SHORT EXERCISE:
Every line of the records must be repeated exactly; pictures stay out.

EXERCISE MATERIAL:

_ _ _ _ _

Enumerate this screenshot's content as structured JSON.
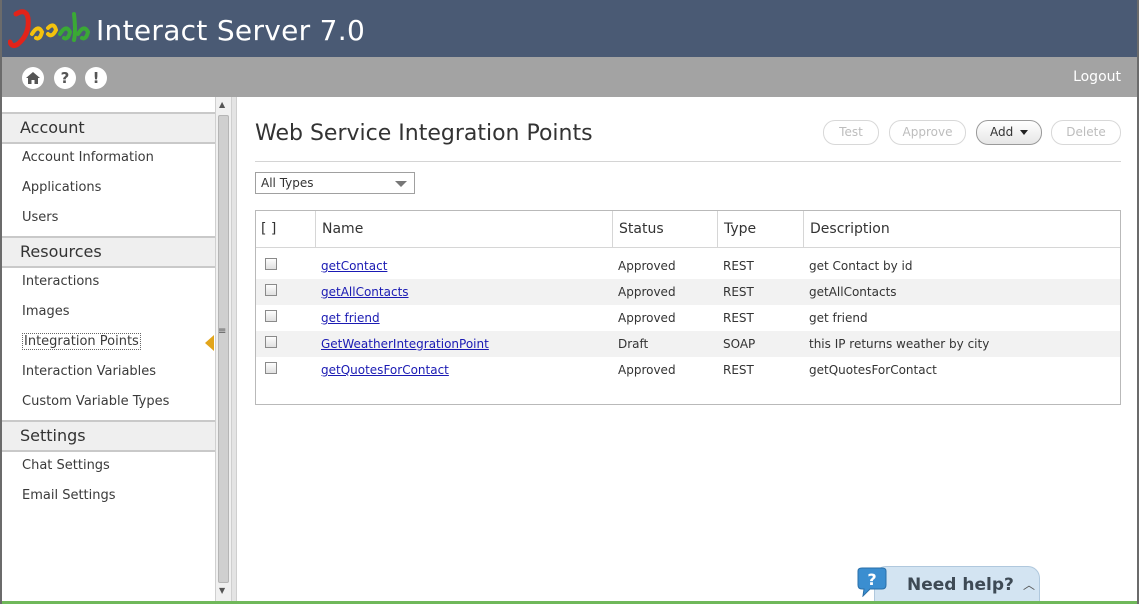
{
  "app": {
    "title": "Interact Server 7.0",
    "logo_text": "Jacada"
  },
  "toolbar": {
    "logout": "Logout",
    "icons": [
      "home-icon",
      "help-icon",
      "alert-icon"
    ]
  },
  "sidebar": {
    "sections": [
      {
        "label": "Account",
        "items": [
          "Account Information",
          "Applications",
          "Users"
        ]
      },
      {
        "label": "Resources",
        "items": [
          "Interactions",
          "Images",
          "Integration Points",
          "Interaction Variables",
          "Custom Variable Types"
        ]
      },
      {
        "label": "Settings",
        "items": [
          "Chat Settings",
          "Email Settings"
        ]
      }
    ],
    "active_item": "Integration Points"
  },
  "main": {
    "title": "Web Service Integration Points",
    "buttons": {
      "test": "Test",
      "approve": "Approve",
      "add": "Add",
      "delete": "Delete"
    },
    "filter": {
      "selected": "All Types"
    },
    "table": {
      "headers": [
        "[ ]",
        "Name",
        "Status",
        "Type",
        "Description"
      ],
      "rows": [
        {
          "name": "getContact",
          "status": "Approved",
          "type": "REST",
          "description": "get Contact by id"
        },
        {
          "name": "getAllContacts",
          "status": "Approved",
          "type": "REST",
          "description": "getAllContacts"
        },
        {
          "name": "get friend",
          "status": "Approved",
          "type": "REST",
          "description": "get friend"
        },
        {
          "name": "GetWeatherIntegrationPoint",
          "status": "Draft",
          "type": "SOAP",
          "description": "this IP returns weather by city"
        },
        {
          "name": "getQuotesForContact",
          "status": "Approved",
          "type": "REST",
          "description": "getQuotesForContact"
        }
      ]
    }
  },
  "help": {
    "label": "Need help?"
  },
  "colors": {
    "header": "#4a5a74",
    "toolbar": "#a3a3a3",
    "link": "#1a1ab3",
    "active_marker": "#e2a51b"
  }
}
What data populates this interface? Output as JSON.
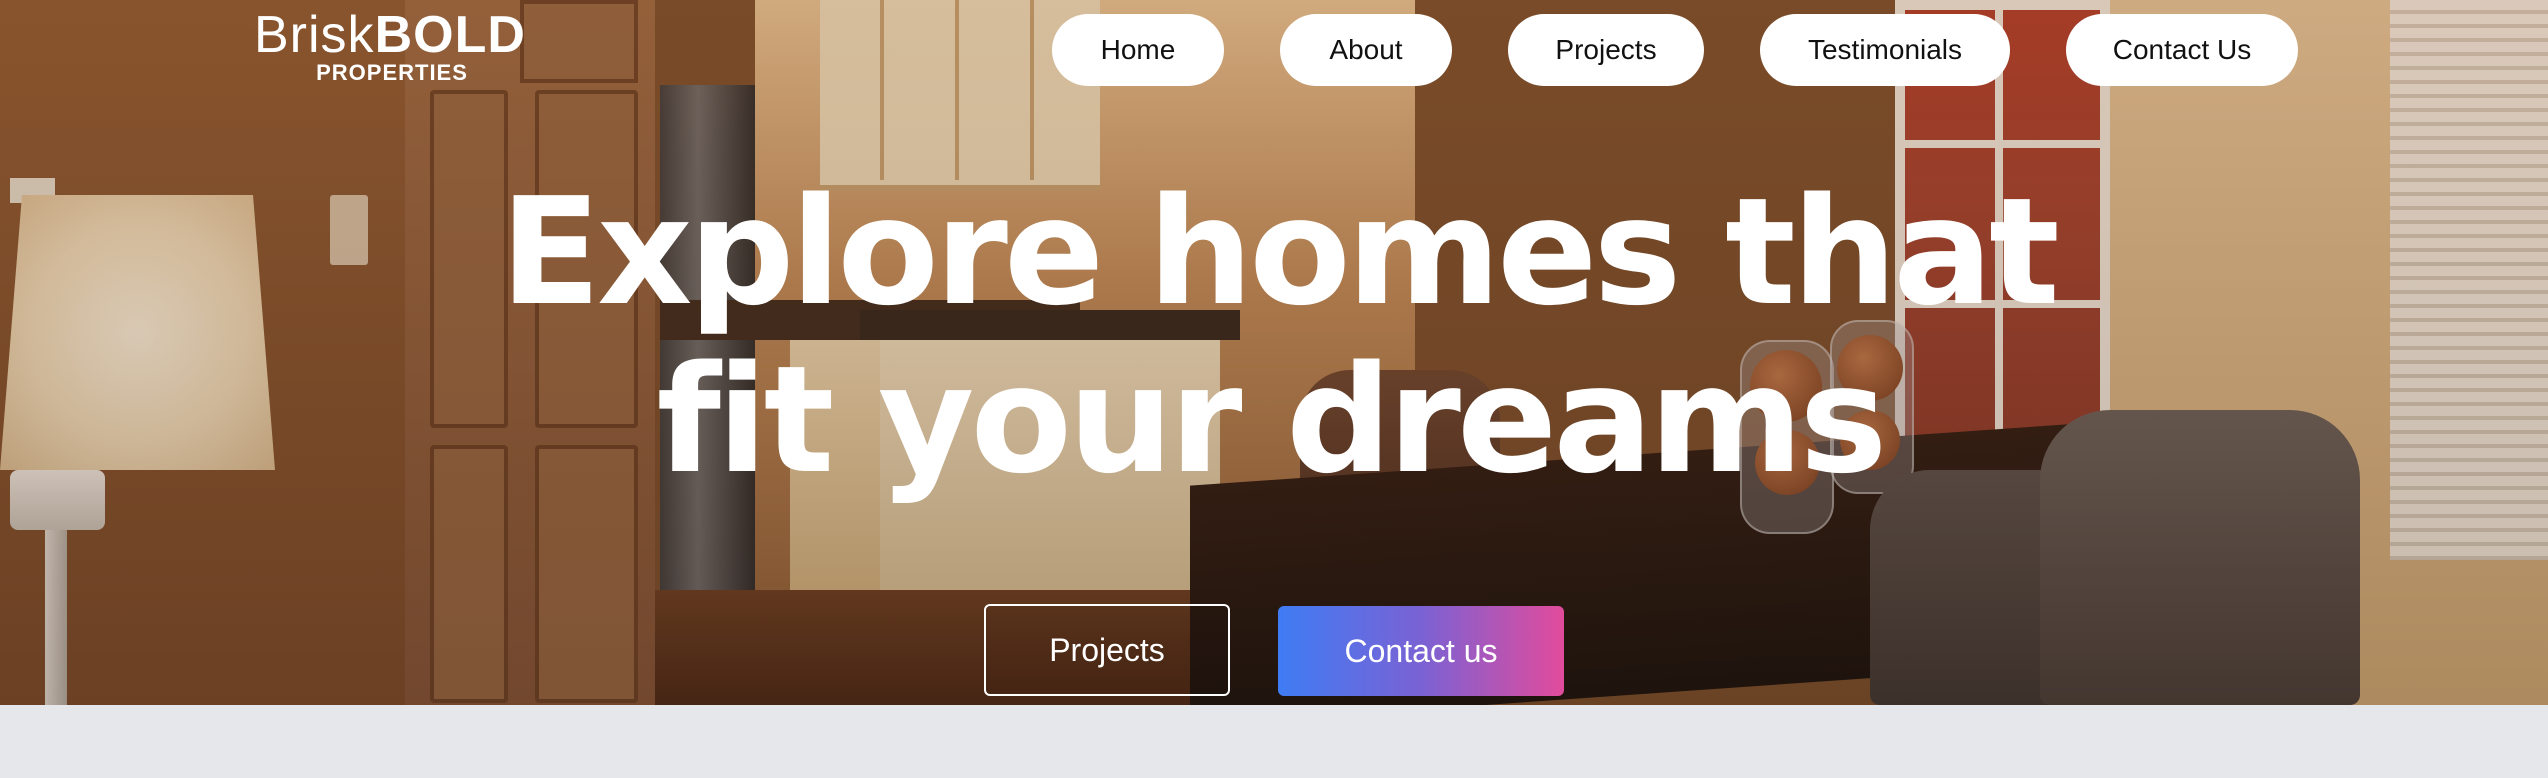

_ _ _ _ _

ANSWER:
Enumerate this screenshot's content as structured JSON.
{
  "app": {
    "title": "Interact Server 7.0",
    "logo_text": "Jacada"
  },
  "toolbar": {
    "logout": "Logout",
    "icons": [
      "home-icon",
      "help-icon",
      "alert-icon"
    ]
  },
  "sidebar": {
    "sections": [
      {
        "label": "Account",
        "items": [
          "Account Information",
          "Applications",
          "Users"
        ]
      },
      {
        "label": "Resources",
        "items": [
          "Interactions",
          "Images",
          "Integration Points",
          "Interaction Variables",
          "Custom Variable Types"
        ]
      },
      {
        "label": "Settings",
        "items": [
          "Chat Settings",
          "Email Settings"
        ]
      }
    ],
    "active_item": "Integration Points"
  },
  "main": {
    "title": "Web Service Integration Points",
    "buttons": {
      "test": "Test",
      "approve": "Approve",
      "add": "Add",
      "delete": "Delete"
    },
    "filter": {
      "selected": "All Types"
    },
    "table": {
      "headers": [
        "[ ]",
        "Name",
        "Status",
        "Type",
        "Description"
      ],
      "rows": [
        {
          "name": "getContact",
          "status": "Approved",
          "type": "REST",
          "description": "get Contact by id"
        },
        {
          "name": "getAllContacts",
          "status": "Approved",
          "type": "REST",
          "description": "getAllContacts"
        },
        {
          "name": "get friend",
          "status": "Approved",
          "type": "REST",
          "description": "get friend"
        },
        {
          "name": "GetWeatherIntegrationPoint",
          "status": "Draft",
          "type": "SOAP",
          "description": "this IP returns weather by city"
        },
        {
          "name": "getQuotesForContact",
          "status": "Approved",
          "type": "REST",
          "description": "getQuotesForContact"
        }
      ]
    }
  },
  "help": {
    "label": "Need help?"
  },
  "colors": {
    "header": "#4a5a74",
    "toolbar": "#a3a3a3",
    "link": "#1a1ab3",
    "active_marker": "#e2a51b"
  }
}
What data populates this interface? Output as JSON.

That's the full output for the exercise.